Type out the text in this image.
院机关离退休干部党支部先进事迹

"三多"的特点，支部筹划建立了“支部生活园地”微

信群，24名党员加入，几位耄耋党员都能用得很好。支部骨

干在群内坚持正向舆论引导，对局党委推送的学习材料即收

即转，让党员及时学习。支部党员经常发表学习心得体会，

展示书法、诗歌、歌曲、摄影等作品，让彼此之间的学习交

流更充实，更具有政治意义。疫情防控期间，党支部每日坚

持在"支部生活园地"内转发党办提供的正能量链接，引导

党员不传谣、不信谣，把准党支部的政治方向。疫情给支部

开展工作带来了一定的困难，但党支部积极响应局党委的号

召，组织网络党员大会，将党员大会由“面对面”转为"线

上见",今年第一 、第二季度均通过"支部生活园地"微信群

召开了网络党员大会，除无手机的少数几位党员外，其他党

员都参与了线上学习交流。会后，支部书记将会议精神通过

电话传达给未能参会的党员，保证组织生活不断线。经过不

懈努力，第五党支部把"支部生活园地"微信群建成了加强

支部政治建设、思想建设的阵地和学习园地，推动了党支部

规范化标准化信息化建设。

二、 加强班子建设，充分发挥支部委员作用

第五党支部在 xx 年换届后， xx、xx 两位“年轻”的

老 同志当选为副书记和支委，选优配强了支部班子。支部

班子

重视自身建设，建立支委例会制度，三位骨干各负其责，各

Problem details:
Check all the records above and select each line where the string "支部生活园地" is found.

Response below:
"三多"的特点，支部筹划建立了“支部生活园地”微
持在"支部生活园地"内转发党办提供的正能量链接，引导
上见",今年第一 、第二季度均通过"支部生活园地"微信群
懈努力，第五党支部把"支部生活园地"微信群建成了加强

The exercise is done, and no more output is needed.